Given problem:
Find how many lines of the listing include the string "intensity", and report only that figure.

Dataset entries on figures:
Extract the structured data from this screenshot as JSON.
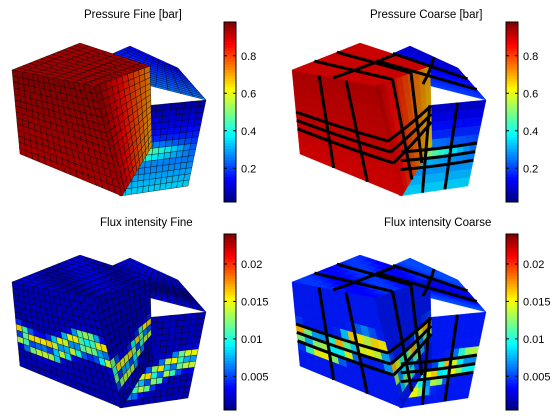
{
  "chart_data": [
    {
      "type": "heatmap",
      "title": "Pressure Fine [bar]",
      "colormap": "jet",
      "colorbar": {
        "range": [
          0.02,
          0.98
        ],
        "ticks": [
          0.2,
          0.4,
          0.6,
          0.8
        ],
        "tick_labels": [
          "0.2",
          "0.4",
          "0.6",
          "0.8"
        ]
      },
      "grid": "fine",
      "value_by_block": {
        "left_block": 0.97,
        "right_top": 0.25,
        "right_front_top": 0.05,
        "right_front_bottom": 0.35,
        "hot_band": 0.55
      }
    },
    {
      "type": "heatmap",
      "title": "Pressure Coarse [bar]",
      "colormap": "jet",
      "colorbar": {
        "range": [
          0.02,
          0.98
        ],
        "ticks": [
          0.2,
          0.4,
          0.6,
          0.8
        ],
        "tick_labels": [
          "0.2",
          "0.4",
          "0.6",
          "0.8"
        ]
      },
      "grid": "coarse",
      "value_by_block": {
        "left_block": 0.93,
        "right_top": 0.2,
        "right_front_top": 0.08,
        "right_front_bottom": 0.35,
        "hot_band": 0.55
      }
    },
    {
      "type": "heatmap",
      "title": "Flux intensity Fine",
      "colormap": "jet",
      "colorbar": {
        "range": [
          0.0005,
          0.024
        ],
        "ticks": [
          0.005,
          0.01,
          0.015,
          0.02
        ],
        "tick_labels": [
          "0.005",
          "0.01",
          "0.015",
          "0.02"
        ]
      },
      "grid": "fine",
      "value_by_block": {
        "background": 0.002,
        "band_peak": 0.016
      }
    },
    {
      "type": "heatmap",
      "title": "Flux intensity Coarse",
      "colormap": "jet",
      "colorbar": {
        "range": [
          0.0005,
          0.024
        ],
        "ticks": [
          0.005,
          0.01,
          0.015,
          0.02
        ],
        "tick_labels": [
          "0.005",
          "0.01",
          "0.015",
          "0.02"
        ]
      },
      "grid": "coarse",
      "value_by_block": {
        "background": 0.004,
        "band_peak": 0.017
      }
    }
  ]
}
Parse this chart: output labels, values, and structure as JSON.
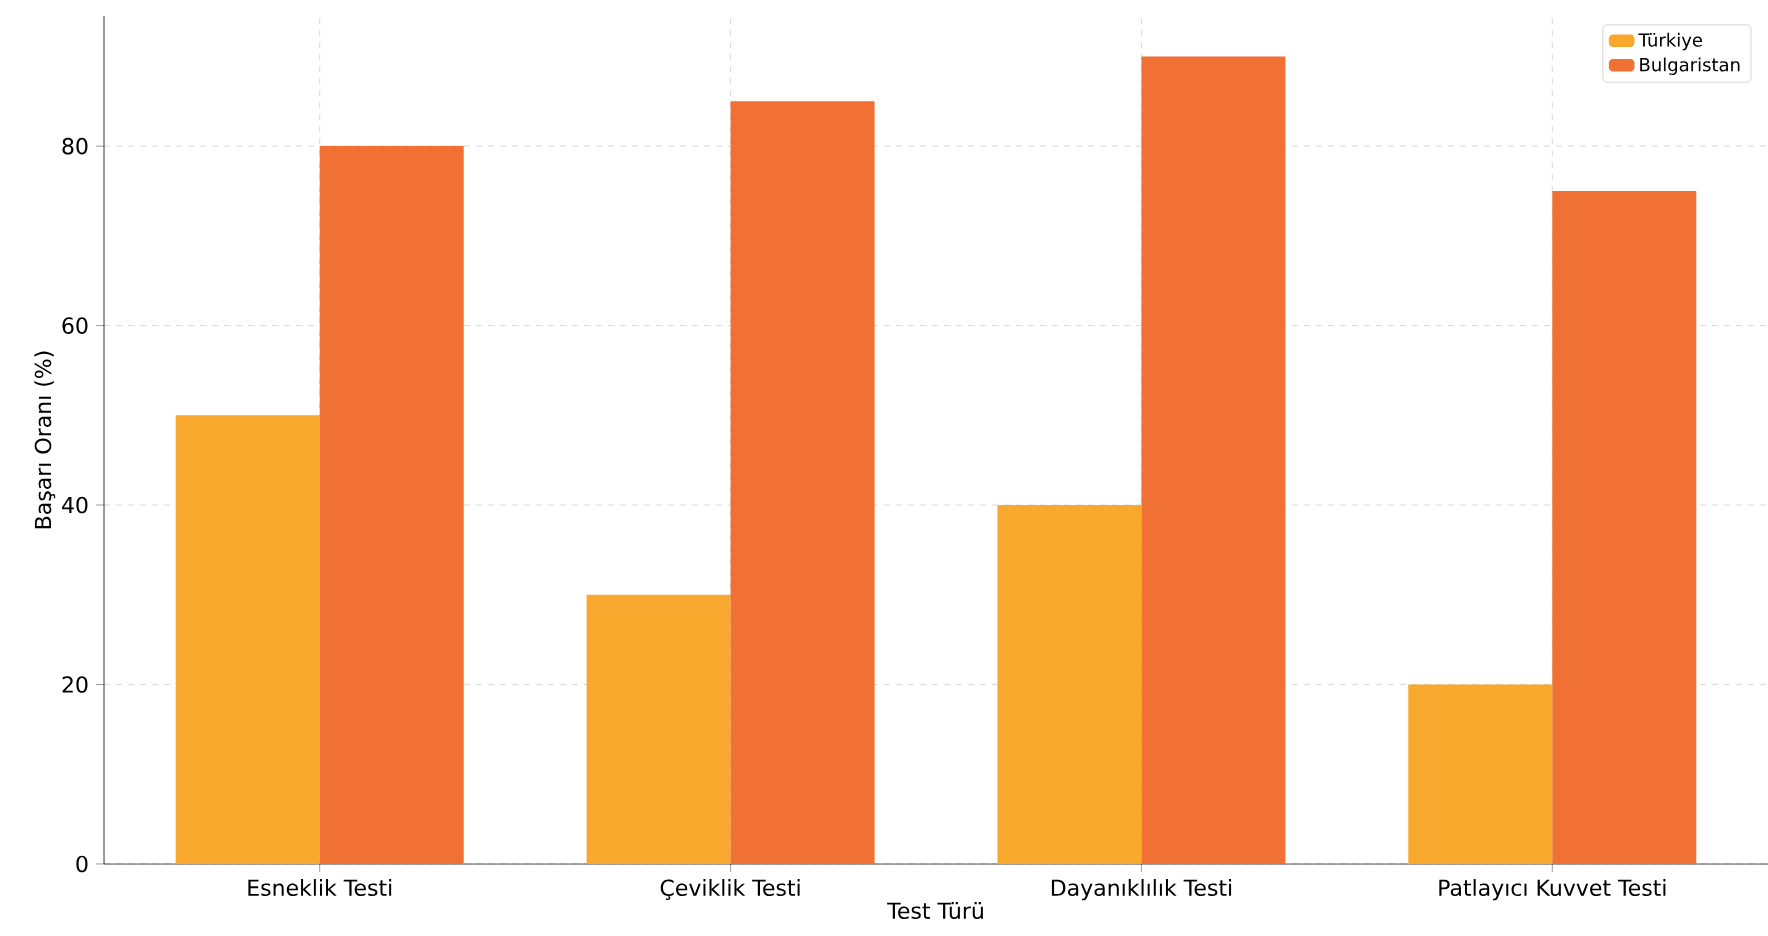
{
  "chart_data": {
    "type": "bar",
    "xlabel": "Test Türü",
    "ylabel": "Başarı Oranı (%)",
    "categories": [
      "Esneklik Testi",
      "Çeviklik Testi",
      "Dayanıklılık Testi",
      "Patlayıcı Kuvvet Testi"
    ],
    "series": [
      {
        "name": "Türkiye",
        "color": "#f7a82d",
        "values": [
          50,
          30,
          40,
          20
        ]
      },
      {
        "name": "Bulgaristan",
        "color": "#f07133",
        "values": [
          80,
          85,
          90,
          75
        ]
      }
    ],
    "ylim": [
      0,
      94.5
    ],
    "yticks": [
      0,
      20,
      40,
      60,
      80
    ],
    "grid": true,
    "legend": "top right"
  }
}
--
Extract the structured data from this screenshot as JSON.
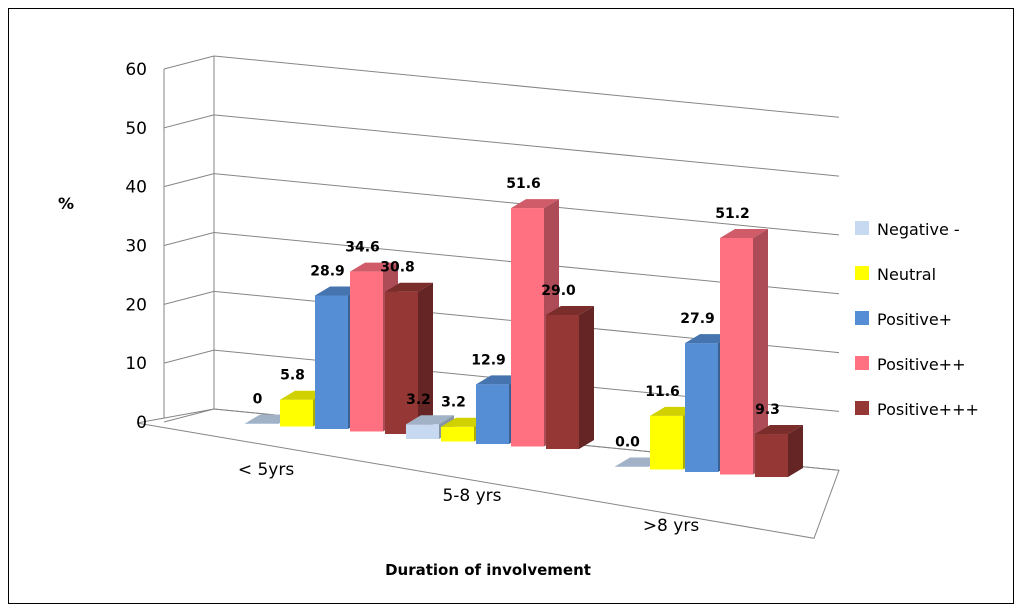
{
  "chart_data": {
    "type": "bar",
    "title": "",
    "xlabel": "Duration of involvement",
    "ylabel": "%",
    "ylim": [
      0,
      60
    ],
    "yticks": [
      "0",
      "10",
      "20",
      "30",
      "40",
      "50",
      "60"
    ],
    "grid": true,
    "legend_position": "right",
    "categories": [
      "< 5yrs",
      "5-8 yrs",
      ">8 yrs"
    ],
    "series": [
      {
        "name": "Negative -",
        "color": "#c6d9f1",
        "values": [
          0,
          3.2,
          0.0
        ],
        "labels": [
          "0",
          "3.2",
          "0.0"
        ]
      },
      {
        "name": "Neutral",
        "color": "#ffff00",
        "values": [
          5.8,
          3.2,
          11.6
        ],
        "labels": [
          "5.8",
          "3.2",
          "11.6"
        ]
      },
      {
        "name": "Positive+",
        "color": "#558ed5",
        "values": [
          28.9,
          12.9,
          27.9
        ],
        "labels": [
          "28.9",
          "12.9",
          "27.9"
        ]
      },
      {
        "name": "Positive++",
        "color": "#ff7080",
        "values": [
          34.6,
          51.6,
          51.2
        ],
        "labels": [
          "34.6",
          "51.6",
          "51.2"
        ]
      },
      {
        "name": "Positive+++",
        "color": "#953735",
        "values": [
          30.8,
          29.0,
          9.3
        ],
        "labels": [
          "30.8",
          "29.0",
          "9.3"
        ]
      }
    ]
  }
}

Completed exercise:
2